* Begin *

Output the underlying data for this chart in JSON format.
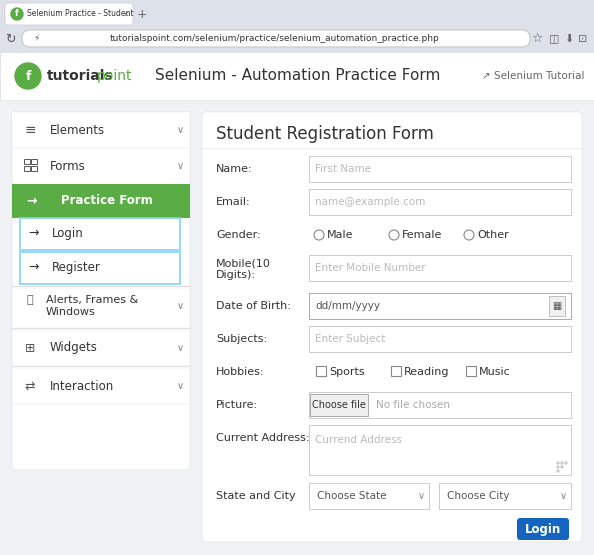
{
  "bg_color": "#dde1ea",
  "tab_bar_color": "#dde1ea",
  "addr_bar_color": "#dde1ea",
  "header_bg": "#ffffff",
  "header_border": "#e0e0e0",
  "content_bg": "#f0f2f5",
  "sidebar_bg": "#ffffff",
  "sidebar_border": "#e2e2e2",
  "form_bg": "#ffffff",
  "green": "#5aac44",
  "green_dark": "#4a9636",
  "blue_border": "#80d4f5",
  "login_btn": "#1565c0",
  "text_dark": "#333333",
  "text_med": "#555555",
  "text_gray": "#888888",
  "text_light": "#bbbbbb",
  "input_border": "#cccccc",
  "tab_text": "Selenium Practice - Student",
  "url_text": "tutorialspoint.com/selenium/practice/selenium_automation_practice.php",
  "page_title": "Selenium - Automation Practice Form",
  "selenium_link": "↗ Selenium Tutorial",
  "form_title": "Student Registration Form",
  "figw": 5.94,
  "figh": 5.55,
  "dpi": 100
}
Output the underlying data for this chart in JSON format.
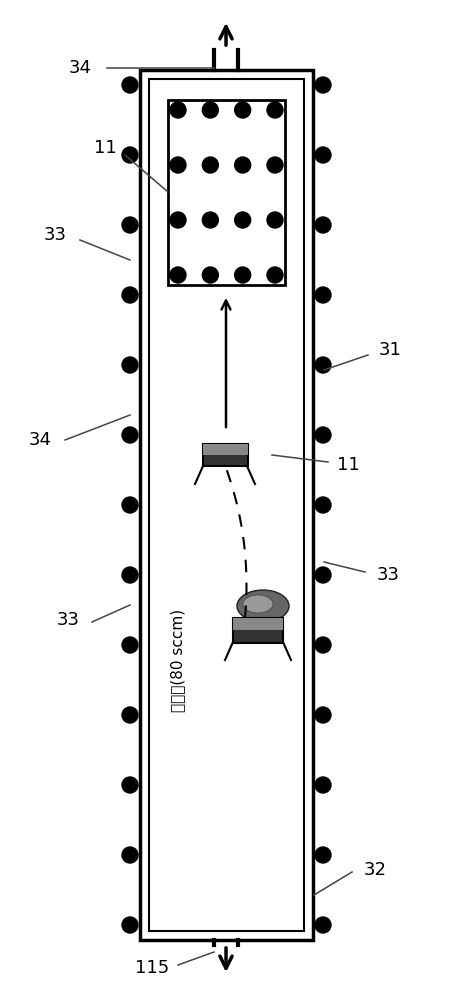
{
  "fig_width": 4.53,
  "fig_height": 10.0,
  "bg_color": "#ffffff",
  "label_fontsize": 13,
  "line_color": "#444444",
  "chinese_text": "氯气流(80 sccm)"
}
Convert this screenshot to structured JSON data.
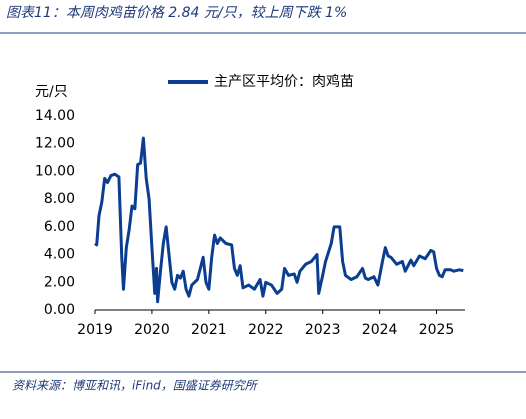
{
  "chart_data": {
    "type": "line",
    "title": "图表11：本周肉鸡苗价格 2.84 元/只，较上周下跌 1%",
    "y_label": "元/只",
    "source": "资料来源：博亚和讯，iFind，国盛证券研究所",
    "x": [
      2019.0,
      2019.03,
      2019.07,
      2019.12,
      2019.17,
      2019.22,
      2019.28,
      2019.35,
      2019.42,
      2019.47,
      2019.5,
      2019.55,
      2019.6,
      2019.65,
      2019.7,
      2019.75,
      2019.8,
      2019.85,
      2019.9,
      2019.95,
      2020.0,
      2020.05,
      2020.08,
      2020.1,
      2020.15,
      2020.2,
      2020.25,
      2020.3,
      2020.35,
      2020.4,
      2020.45,
      2020.5,
      2020.55,
      2020.6,
      2020.65,
      2020.7,
      2020.8,
      2020.9,
      2020.95,
      2021.0,
      2021.05,
      2021.1,
      2021.15,
      2021.2,
      2021.3,
      2021.4,
      2021.45,
      2021.5,
      2021.55,
      2021.6,
      2021.7,
      2021.8,
      2021.9,
      2021.95,
      2022.0,
      2022.1,
      2022.2,
      2022.28,
      2022.33,
      2022.4,
      2022.5,
      2022.55,
      2022.6,
      2022.7,
      2022.8,
      2022.9,
      2022.93,
      2023.0,
      2023.05,
      2023.15,
      2023.2,
      2023.3,
      2023.35,
      2023.4,
      2023.5,
      2023.6,
      2023.7,
      2023.75,
      2023.8,
      2023.9,
      2023.97,
      2024.05,
      2024.1,
      2024.15,
      2024.2,
      2024.3,
      2024.4,
      2024.45,
      2024.55,
      2024.6,
      2024.7,
      2024.8,
      2024.9,
      2024.95,
      2025.0,
      2025.05,
      2025.1,
      2025.15,
      2025.25,
      2025.3,
      2025.4,
      2025.47
    ],
    "series": [
      {
        "name": "主产区平均价：肉鸡苗",
        "color": "#0b3d91",
        "values": [
          4.8,
          4.7,
          6.8,
          7.8,
          9.5,
          9.2,
          9.7,
          9.8,
          9.6,
          3.8,
          1.5,
          4.5,
          5.8,
          7.5,
          7.3,
          10.5,
          10.6,
          12.4,
          9.5,
          8.0,
          4.5,
          1.2,
          3.0,
          0.6,
          2.8,
          4.8,
          6.0,
          4.0,
          2.0,
          1.5,
          2.5,
          2.3,
          2.8,
          1.5,
          1.0,
          1.8,
          2.2,
          3.8,
          2.0,
          1.5,
          3.8,
          5.4,
          4.8,
          5.2,
          4.8,
          4.7,
          3.0,
          2.5,
          3.2,
          1.6,
          1.8,
          1.5,
          2.2,
          1.0,
          2.0,
          1.8,
          1.2,
          1.5,
          3.0,
          2.5,
          2.6,
          2.0,
          2.8,
          3.3,
          3.5,
          4.0,
          1.2,
          2.5,
          3.5,
          4.8,
          6.0,
          6.0,
          3.5,
          2.5,
          2.2,
          2.4,
          3.0,
          2.3,
          2.2,
          2.4,
          1.8,
          3.5,
          4.5,
          3.9,
          3.8,
          3.3,
          3.5,
          2.8,
          3.6,
          3.2,
          3.9,
          3.7,
          4.3,
          4.2,
          3.0,
          2.5,
          2.4,
          2.9,
          2.9,
          2.8,
          2.9,
          2.84
        ]
      }
    ],
    "xlim": [
      2019,
      2025.5
    ],
    "xticks": [
      2019,
      2020,
      2021,
      2022,
      2023,
      2024,
      2025
    ],
    "ylim": [
      0,
      14
    ],
    "yticks": [
      {
        "value": 0,
        "label": "0.00"
      },
      {
        "value": 2,
        "label": "2.00"
      },
      {
        "value": 4,
        "label": "4.00"
      },
      {
        "value": 6,
        "label": "6.00"
      },
      {
        "value": 8,
        "label": "8.00"
      },
      {
        "value": 10,
        "label": "10.00"
      },
      {
        "value": 12,
        "label": "12.00"
      },
      {
        "value": 14,
        "label": "14.00"
      }
    ],
    "legend": "top"
  }
}
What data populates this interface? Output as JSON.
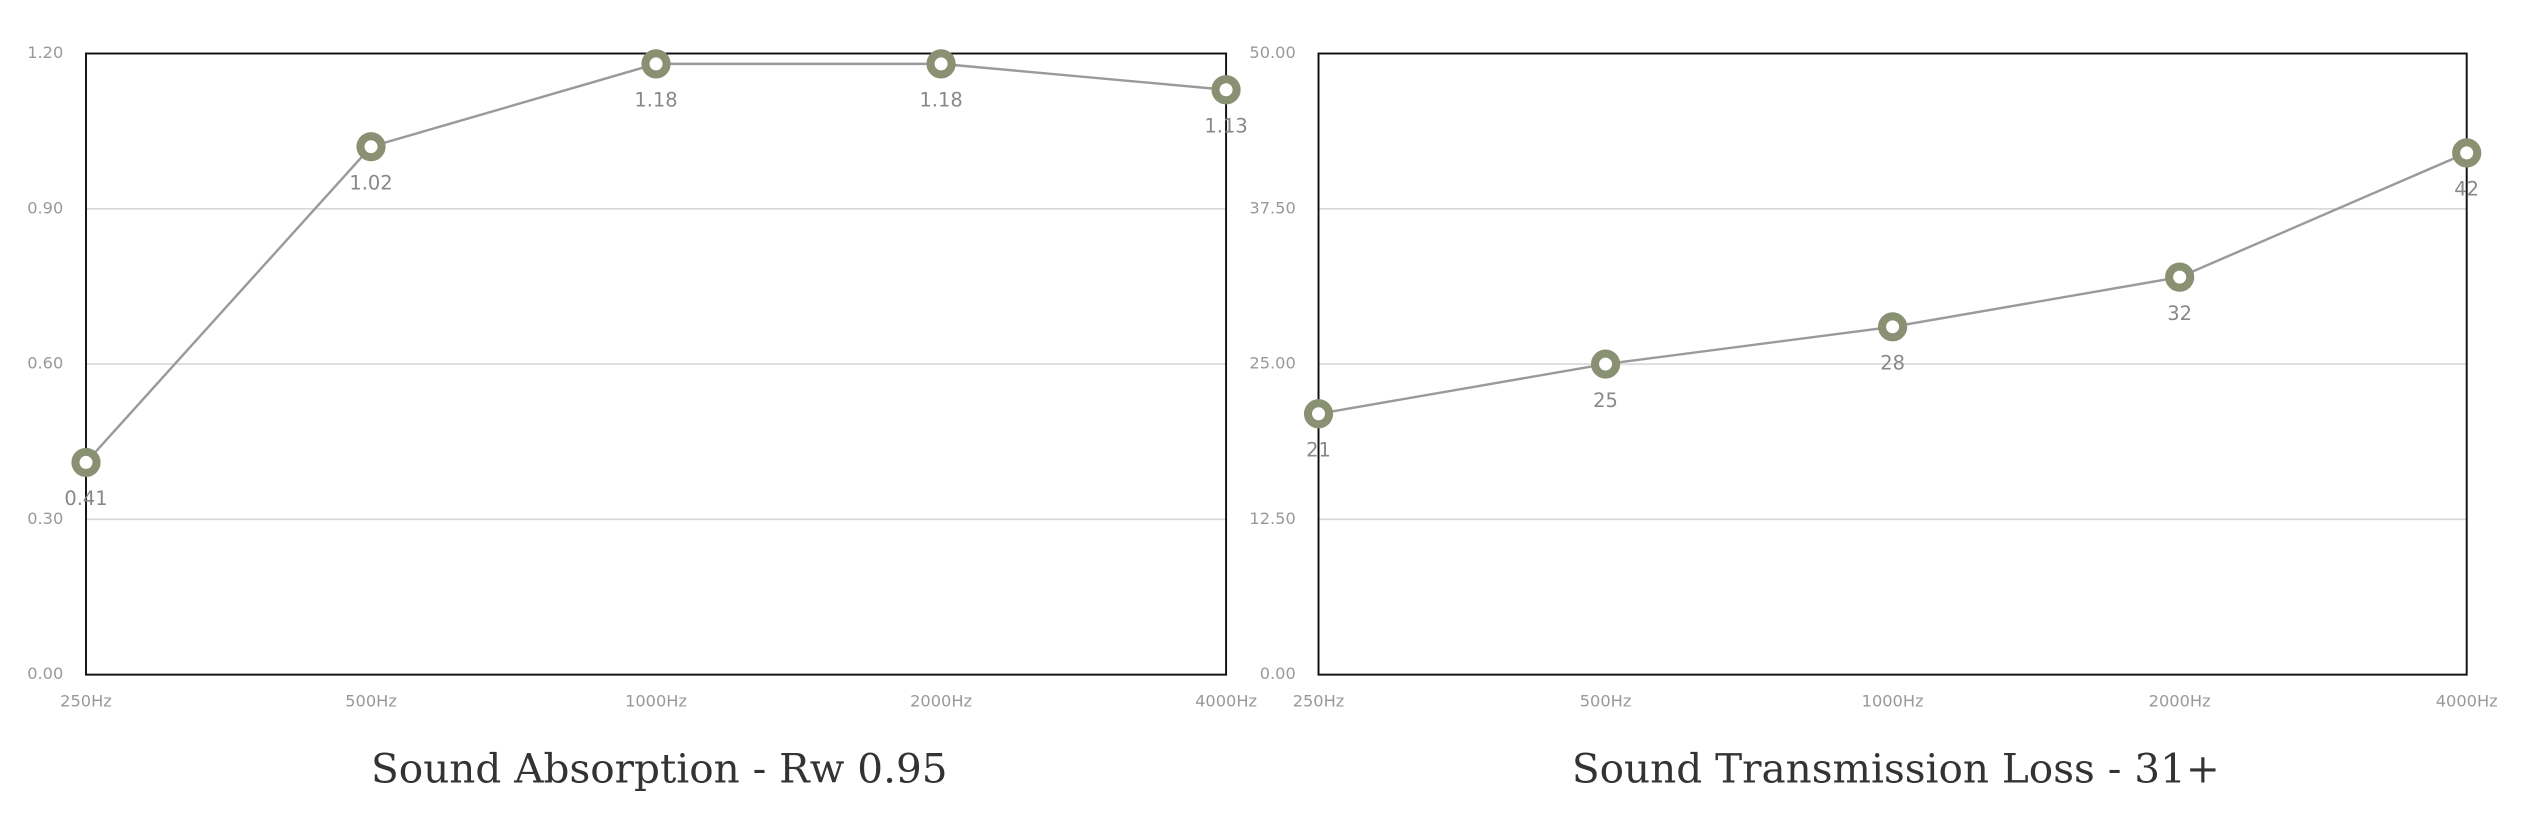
{
  "chart_data": [
    {
      "type": "line",
      "title": "Sound Absorption - Rw 0.95",
      "categories": [
        "250Hz",
        "500Hz",
        "1000Hz",
        "2000Hz",
        "4000Hz"
      ],
      "series": [
        {
          "name": "Sound Absorption",
          "color": "#8a9173",
          "values": [
            0.41,
            1.02,
            1.18,
            1.18,
            1.13
          ]
        }
      ],
      "ylim": [
        0,
        1.2
      ],
      "yticks": [
        {
          "value": 0,
          "label": "0.00"
        },
        {
          "value": 0.3,
          "label": "0.30"
        },
        {
          "value": 0.6,
          "label": "0.60"
        },
        {
          "value": 0.9,
          "label": "0.90"
        },
        {
          "value": 1.2,
          "label": "1.20"
        }
      ],
      "grid": true
    },
    {
      "type": "line",
      "title": "Sound Transmission Loss - 31+",
      "categories": [
        "250Hz",
        "500Hz",
        "1000Hz",
        "2000Hz",
        "4000Hz"
      ],
      "series": [
        {
          "name": "Sound Transmission Loss",
          "color": "#8a9173",
          "values": [
            21,
            25,
            28,
            32,
            42
          ]
        }
      ],
      "ylim": [
        0,
        50
      ],
      "yticks": [
        {
          "value": 0,
          "label": "0.00"
        },
        {
          "value": 12.5,
          "label": "12.50"
        },
        {
          "value": 25,
          "label": "25.00"
        },
        {
          "value": 37.5,
          "label": "37.50"
        },
        {
          "value": 50,
          "label": "50.00"
        }
      ],
      "grid": true
    }
  ]
}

* End *

*SHORT EXERCISE:* Copy the whole listing above word for word but do not carry over the pictures.

*FINAL RESULT:*
Output the underlying data for this chart in JSON format.
{
  "bg_color": "#dde1ea",
  "tab_bar_color": "#dde1ea",
  "addr_bar_color": "#dde1ea",
  "header_bg": "#ffffff",
  "header_border": "#e0e0e0",
  "content_bg": "#f0f2f5",
  "sidebar_bg": "#ffffff",
  "sidebar_border": "#e2e2e2",
  "form_bg": "#ffffff",
  "green": "#5aac44",
  "green_dark": "#4a9636",
  "blue_border": "#80d4f5",
  "login_btn": "#1565c0",
  "text_dark": "#333333",
  "text_med": "#555555",
  "text_gray": "#888888",
  "text_light": "#bbbbbb",
  "input_border": "#cccccc",
  "tab_text": "Selenium Practice - Student",
  "url_text": "tutorialspoint.com/selenium/practice/selenium_automation_practice.php",
  "page_title": "Selenium - Automation Practice Form",
  "selenium_link": "↗ Selenium Tutorial",
  "form_title": "Student Registration Form",
  "figw": 5.94,
  "figh": 5.55,
  "dpi": 100
}
Output the underlying data for this chart in JSON format.
{
  "fig_width": 4.53,
  "fig_height": 10.0,
  "bg_color": "#ffffff",
  "label_fontsize": 13,
  "line_color": "#444444",
  "chinese_text": "氯气流(80 sccm)"
}
Convert this screenshot to structured JSON data.
{
  "chart_data": {
    "type": "line",
    "title": "图表11：本周肉鸡苗价格 2.84 元/只，较上周下跌 1%",
    "y_label": "元/只",
    "source": "资料来源：博亚和讯，iFind，国盛证券研究所",
    "x": [
      2019.0,
      2019.03,
      2019.07,
      2019.12,
      2019.17,
      2019.22,
      2019.28,
      2019.35,
      2019.42,
      2019.47,
      2019.5,
      2019.55,
      2019.6,
      2019.65,
      2019.7,
      2019.75,
      2019.8,
      2019.85,
      2019.9,
      2019.95,
      2020.0,
      2020.05,
      2020.08,
      2020.1,
      2020.15,
      2020.2,
      2020.25,
      2020.3,
      2020.35,
      2020.4,
      2020.45,
      2020.5,
      2020.55,
      2020.6,
      2020.65,
      2020.7,
      2020.8,
      2020.9,
      2020.95,
      2021.0,
      2021.05,
      2021.1,
      2021.15,
      2021.2,
      2021.3,
      2021.4,
      2021.45,
      2021.5,
      2021.55,
      2021.6,
      2021.7,
      2021.8,
      2021.9,
      2021.95,
      2022.0,
      2022.1,
      2022.2,
      2022.28,
      2022.33,
      2022.4,
      2022.5,
      2022.55,
      2022.6,
      2022.7,
      2022.8,
      2022.9,
      2022.93,
      2023.0,
      2023.05,
      2023.15,
      2023.2,
      2023.3,
      2023.35,
      2023.4,
      2023.5,
      2023.6,
      2023.7,
      2023.75,
      2023.8,
      2023.9,
      2023.97,
      2024.05,
      2024.1,
      2024.15,
      2024.2,
      2024.3,
      2024.4,
      2024.45,
      2024.55,
      2024.6,
      2024.7,
      2024.8,
      2024.9,
      2024.95,
      2025.0,
      2025.05,
      2025.1,
      2025.15,
      2025.25,
      2025.3,
      2025.4,
      2025.47
    ],
    "series": [
      {
        "name": "主产区平均价：肉鸡苗",
        "color": "#0b3d91",
        "values": [
          4.8,
          4.7,
          6.8,
          7.8,
          9.5,
          9.2,
          9.7,
          9.8,
          9.6,
          3.8,
          1.5,
          4.5,
          5.8,
          7.5,
          7.3,
          10.5,
          10.6,
          12.4,
          9.5,
          8.0,
          4.5,
          1.2,
          3.0,
          0.6,
          2.8,
          4.8,
          6.0,
          4.0,
          2.0,
          1.5,
          2.5,
          2.3,
          2.8,
          1.5,
          1.0,
          1.8,
          2.2,
          3.8,
          2.0,
          1.5,
          3.8,
          5.4,
          4.8,
          5.2,
          4.8,
          4.7,
          3.0,
          2.5,
          3.2,
          1.6,
          1.8,
          1.5,
          2.2,
          1.0,
          2.0,
          1.8,
          1.2,
          1.5,
          3.0,
          2.5,
          2.6,
          2.0,
          2.8,
          3.3,
          3.5,
          4.0,
          1.2,
          2.5,
          3.5,
          4.8,
          6.0,
          6.0,
          3.5,
          2.5,
          2.2,
          2.4,
          3.0,
          2.3,
          2.2,
          2.4,
          1.8,
          3.5,
          4.5,
          3.9,
          3.8,
          3.3,
          3.5,
          2.8,
          3.6,
          3.2,
          3.9,
          3.7,
          4.3,
          4.2,
          3.0,
          2.5,
          2.4,
          2.9,
          2.9,
          2.8,
          2.9,
          2.84
        ]
      }
    ],
    "xlim": [
      2019,
      2025.5
    ],
    "xticks": [
      2019,
      2020,
      2021,
      2022,
      2023,
      2024,
      2025
    ],
    "ylim": [
      0,
      14
    ],
    "yticks": [
      {
        "value": 0,
        "label": "0.00"
      },
      {
        "value": 2,
        "label": "2.00"
      },
      {
        "value": 4,
        "label": "4.00"
      },
      {
        "value": 6,
        "label": "6.00"
      },
      {
        "value": 8,
        "label": "8.00"
      },
      {
        "value": 10,
        "label": "10.00"
      },
      {
        "value": 12,
        "label": "12.00"
      },
      {
        "value": 14,
        "label": "14.00"
      }
    ],
    "legend": "top"
  }
}
What data populates this interface? Output as JSON.
{
  "chart_data": [
    {
      "type": "line",
      "title": "Sound Absorption - Rw 0.95",
      "categories": [
        "250Hz",
        "500Hz",
        "1000Hz",
        "2000Hz",
        "4000Hz"
      ],
      "series": [
        {
          "name": "Sound Absorption",
          "color": "#8a9173",
          "values": [
            0.41,
            1.02,
            1.18,
            1.18,
            1.13
          ]
        }
      ],
      "ylim": [
        0,
        1.2
      ],
      "yticks": [
        {
          "value": 0,
          "label": "0.00"
        },
        {
          "value": 0.3,
          "label": "0.30"
        },
        {
          "value": 0.6,
          "label": "0.60"
        },
        {
          "value": 0.9,
          "label": "0.90"
        },
        {
          "value": 1.2,
          "label": "1.20"
        }
      ],
      "grid": true
    },
    {
      "type": "line",
      "title": "Sound Transmission Loss - 31+",
      "categories": [
        "250Hz",
        "500Hz",
        "1000Hz",
        "2000Hz",
        "4000Hz"
      ],
      "series": [
        {
          "name": "Sound Transmission Loss",
          "color": "#8a9173",
          "values": [
            21,
            25,
            28,
            32,
            42
          ]
        }
      ],
      "ylim": [
        0,
        50
      ],
      "yticks": [
        {
          "value": 0,
          "label": "0.00"
        },
        {
          "value": 12.5,
          "label": "12.50"
        },
        {
          "value": 25,
          "label": "25.00"
        },
        {
          "value": 37.5,
          "label": "37.50"
        },
        {
          "value": 50,
          "label": "50.00"
        }
      ],
      "grid": true
    }
  ]
}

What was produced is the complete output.